#### Short task
Quote the entries that follow exactly, leaving none out.

================

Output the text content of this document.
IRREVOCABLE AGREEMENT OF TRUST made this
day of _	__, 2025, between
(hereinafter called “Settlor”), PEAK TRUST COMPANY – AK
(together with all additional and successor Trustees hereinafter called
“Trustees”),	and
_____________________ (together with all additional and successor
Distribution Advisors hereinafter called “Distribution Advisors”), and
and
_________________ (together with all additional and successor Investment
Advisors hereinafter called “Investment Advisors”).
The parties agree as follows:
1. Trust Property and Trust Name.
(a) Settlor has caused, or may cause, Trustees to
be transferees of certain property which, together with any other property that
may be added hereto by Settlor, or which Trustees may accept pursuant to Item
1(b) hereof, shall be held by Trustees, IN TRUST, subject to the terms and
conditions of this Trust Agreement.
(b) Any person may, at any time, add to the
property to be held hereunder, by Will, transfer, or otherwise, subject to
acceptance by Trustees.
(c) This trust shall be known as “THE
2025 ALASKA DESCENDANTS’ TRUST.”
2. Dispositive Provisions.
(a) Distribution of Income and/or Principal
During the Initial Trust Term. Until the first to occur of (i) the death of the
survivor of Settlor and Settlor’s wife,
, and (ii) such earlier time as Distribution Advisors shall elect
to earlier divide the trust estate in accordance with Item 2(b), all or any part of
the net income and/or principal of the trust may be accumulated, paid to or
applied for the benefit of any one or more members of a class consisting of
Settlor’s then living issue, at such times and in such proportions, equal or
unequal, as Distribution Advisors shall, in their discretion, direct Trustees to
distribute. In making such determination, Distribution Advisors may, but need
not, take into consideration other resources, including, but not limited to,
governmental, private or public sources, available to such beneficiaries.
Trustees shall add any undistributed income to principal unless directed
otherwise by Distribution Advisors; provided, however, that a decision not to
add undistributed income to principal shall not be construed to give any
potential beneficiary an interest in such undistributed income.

================

#### Task result
Output the text content of this document.
IRREVOCABLE AGREEMENT OF TRUST made this
day of _	__, 2025, between
(hereinafter called “Settlor”), PEAK TRUST COMPANY – AK
(together with all additional and successor Trustees hereinafter called
“Trustees”),	and
_____________________ (together with all additional and successor
Distribution Advisors hereinafter called “Distribution Advisors”), and
and
_________________ (together with all additional and successor Investment
Advisors hereinafter called “Investment Advisors”).
The parties agree as follows:
1. Trust Property and Trust Name.
(a) Settlor has caused, or may cause, Trustees to
be transferees of certain property which, together with any other property that
may be added hereto by Settlor, or which Trustees may accept pursuant to Item
1(b) hereof, shall be held by Trustees, IN TRUST, subject to the terms and
conditions of this Trust Agreement.
(b) Any person may, at any time, add to the
property to be held hereunder, by Will, transfer, or otherwise, subject to
acceptance by Trustees.
(c) This trust shall be known as “THE
2025 ALASKA DESCENDANTS’ TRUST.”
2. Dispositive Provisions.
(a) Distribution of Income and/or Principal
During the Initial Trust Term. Until the first to occur of (i) the death of the
survivor of Settlor and Settlor’s wife,
, and (ii) such earlier time as Distribution Advisors shall elect
to earlier divide the trust estate in accordance with Item 2(b), all or any part of
the net income and/or principal of the trust may be accumulated, paid to or
applied for the benefit of any one or more members of a class consisting of
Settlor’s then living issue, at such times and in such proportions, equal or
unequal, as Distribution Advisors shall, in their discretion, direct Trustees to
distribute. In making such determination, Distribution Advisors may, but need
not, take into consideration other resources, including, but not limited to,
governmental, private or public sources, available to such beneficiaries.
Trustees shall add any undistributed income to principal unless directed
otherwise by Distribution Advisors; provided, however, that a decision not to
add undistributed income to principal shall not be construed to give any
potential beneficiary an interest in such undistributed income.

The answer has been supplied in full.